-- start Record excerpts --

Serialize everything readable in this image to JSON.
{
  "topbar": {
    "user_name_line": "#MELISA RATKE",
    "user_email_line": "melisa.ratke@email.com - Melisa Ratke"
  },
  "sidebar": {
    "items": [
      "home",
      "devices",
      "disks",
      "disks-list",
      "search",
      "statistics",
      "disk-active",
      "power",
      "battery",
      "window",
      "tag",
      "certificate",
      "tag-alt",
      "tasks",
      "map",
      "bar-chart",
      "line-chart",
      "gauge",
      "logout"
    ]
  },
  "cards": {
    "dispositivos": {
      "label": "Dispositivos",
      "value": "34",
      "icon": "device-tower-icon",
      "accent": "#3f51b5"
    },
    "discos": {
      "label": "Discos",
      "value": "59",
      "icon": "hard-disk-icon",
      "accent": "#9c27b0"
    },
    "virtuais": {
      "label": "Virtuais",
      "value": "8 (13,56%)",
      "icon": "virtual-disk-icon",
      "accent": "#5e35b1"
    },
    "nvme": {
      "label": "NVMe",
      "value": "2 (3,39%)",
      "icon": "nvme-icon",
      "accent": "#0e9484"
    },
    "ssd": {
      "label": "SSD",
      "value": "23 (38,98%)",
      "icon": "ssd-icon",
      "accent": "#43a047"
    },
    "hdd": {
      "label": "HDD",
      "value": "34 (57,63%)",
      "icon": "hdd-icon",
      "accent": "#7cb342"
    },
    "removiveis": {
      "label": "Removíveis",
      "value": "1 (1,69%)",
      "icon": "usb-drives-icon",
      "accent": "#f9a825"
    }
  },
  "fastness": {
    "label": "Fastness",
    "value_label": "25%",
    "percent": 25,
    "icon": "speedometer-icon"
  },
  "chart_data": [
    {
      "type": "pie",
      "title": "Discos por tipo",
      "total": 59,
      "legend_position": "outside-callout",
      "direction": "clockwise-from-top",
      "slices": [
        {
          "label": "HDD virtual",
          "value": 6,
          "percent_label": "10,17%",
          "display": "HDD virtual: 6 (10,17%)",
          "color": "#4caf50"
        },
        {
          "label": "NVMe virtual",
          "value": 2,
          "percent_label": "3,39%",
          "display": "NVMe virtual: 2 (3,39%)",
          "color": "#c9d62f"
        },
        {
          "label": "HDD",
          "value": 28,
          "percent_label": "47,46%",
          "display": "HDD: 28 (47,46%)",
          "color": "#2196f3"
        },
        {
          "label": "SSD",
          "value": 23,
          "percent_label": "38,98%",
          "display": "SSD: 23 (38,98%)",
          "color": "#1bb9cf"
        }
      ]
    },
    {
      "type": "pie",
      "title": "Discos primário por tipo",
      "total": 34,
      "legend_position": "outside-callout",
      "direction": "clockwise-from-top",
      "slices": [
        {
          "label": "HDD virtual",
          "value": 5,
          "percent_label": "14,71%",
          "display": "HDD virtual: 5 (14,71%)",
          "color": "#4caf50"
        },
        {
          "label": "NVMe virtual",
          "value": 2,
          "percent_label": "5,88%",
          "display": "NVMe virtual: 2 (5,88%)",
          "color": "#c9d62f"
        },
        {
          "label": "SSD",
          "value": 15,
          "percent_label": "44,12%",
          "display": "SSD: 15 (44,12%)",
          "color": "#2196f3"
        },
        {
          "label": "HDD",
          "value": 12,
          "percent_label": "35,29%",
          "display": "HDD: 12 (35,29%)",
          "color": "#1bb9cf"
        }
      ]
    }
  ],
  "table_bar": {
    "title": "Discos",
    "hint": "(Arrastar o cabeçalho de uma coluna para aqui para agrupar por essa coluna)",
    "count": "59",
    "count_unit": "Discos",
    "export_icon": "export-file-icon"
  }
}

-- end Record excerpts --

(Task goal): Repeat the records above exactly.

(Written reply):
Serialize everything readable in this image to JSON.
{
  "topbar": {
    "user_name_line": "#MELISA RATKE",
    "user_email_line": "melisa.ratke@email.com - Melisa Ratke"
  },
  "sidebar": {
    "items": [
      "home",
      "devices",
      "disks",
      "disks-list",
      "search",
      "statistics",
      "disk-active",
      "power",
      "battery",
      "window",
      "tag",
      "certificate",
      "tag-alt",
      "tasks",
      "map",
      "bar-chart",
      "line-chart",
      "gauge",
      "logout"
    ]
  },
  "cards": {
    "dispositivos": {
      "label": "Dispositivos",
      "value": "34",
      "icon": "device-tower-icon",
      "accent": "#3f51b5"
    },
    "discos": {
      "label": "Discos",
      "value": "59",
      "icon": "hard-disk-icon",
      "accent": "#9c27b0"
    },
    "virtuais": {
      "label": "Virtuais",
      "value": "8 (13,56%)",
      "icon": "virtual-disk-icon",
      "accent": "#5e35b1"
    },
    "nvme": {
      "label": "NVMe",
      "value": "2 (3,39%)",
      "icon": "nvme-icon",
      "accent": "#0e9484"
    },
    "ssd": {
      "label": "SSD",
      "value": "23 (38,98%)",
      "icon": "ssd-icon",
      "accent": "#43a047"
    },
    "hdd": {
      "label": "HDD",
      "value": "34 (57,63%)",
      "icon": "hdd-icon",
      "accent": "#7cb342"
    },
    "removiveis": {
      "label": "Removíveis",
      "value": "1 (1,69%)",
      "icon": "usb-drives-icon",
      "accent": "#f9a825"
    }
  },
  "fastness": {
    "label": "Fastness",
    "value_label": "25%",
    "percent": 25,
    "icon": "speedometer-icon"
  },
  "chart_data": [
    {
      "type": "pie",
      "title": "Discos por tipo",
      "total": 59,
      "legend_position": "outside-callout",
      "direction": "clockwise-from-top",
      "slices": [
        {
          "label": "HDD virtual",
          "value": 6,
          "percent_label": "10,17%",
          "display": "HDD virtual: 6 (10,17%)",
          "color": "#4caf50"
        },
        {
          "label": "NVMe virtual",
          "value": 2,
          "percent_label": "3,39%",
          "display": "NVMe virtual: 2 (3,39%)",
          "color": "#c9d62f"
        },
        {
          "label": "HDD",
          "value": 28,
          "percent_label": "47,46%",
          "display": "HDD: 28 (47,46%)",
          "color": "#2196f3"
        },
        {
          "label": "SSD",
          "value": 23,
          "percent_label": "38,98%",
          "display": "SSD: 23 (38,98%)",
          "color": "#1bb9cf"
        }
      ]
    },
    {
      "type": "pie",
      "title": "Discos primário por tipo",
      "total": 34,
      "legend_position": "outside-callout",
      "direction": "clockwise-from-top",
      "slices": [
        {
          "label": "HDD virtual",
          "value": 5,
          "percent_label": "14,71%",
          "display": "HDD virtual: 5 (14,71%)",
          "color": "#4caf50"
        },
        {
          "label": "NVMe virtual",
          "value": 2,
          "percent_label": "5,88%",
          "display": "NVMe virtual: 2 (5,88%)",
          "color": "#c9d62f"
        },
        {
          "label": "SSD",
          "value": 15,
          "percent_label": "44,12%",
          "display": "SSD: 15 (44,12%)",
          "color": "#2196f3"
        },
        {
          "label": "HDD",
          "value": 12,
          "percent_label": "35,29%",
          "display": "HDD: 12 (35,29%)",
          "color": "#1bb9cf"
        }
      ]
    }
  ],
  "table_bar": {
    "title": "Discos",
    "hint": "(Arrastar o cabeçalho de uma coluna para aqui para agrupar por essa coluna)",
    "count": "59",
    "count_unit": "Discos",
    "export_icon": "export-file-icon"
  }
}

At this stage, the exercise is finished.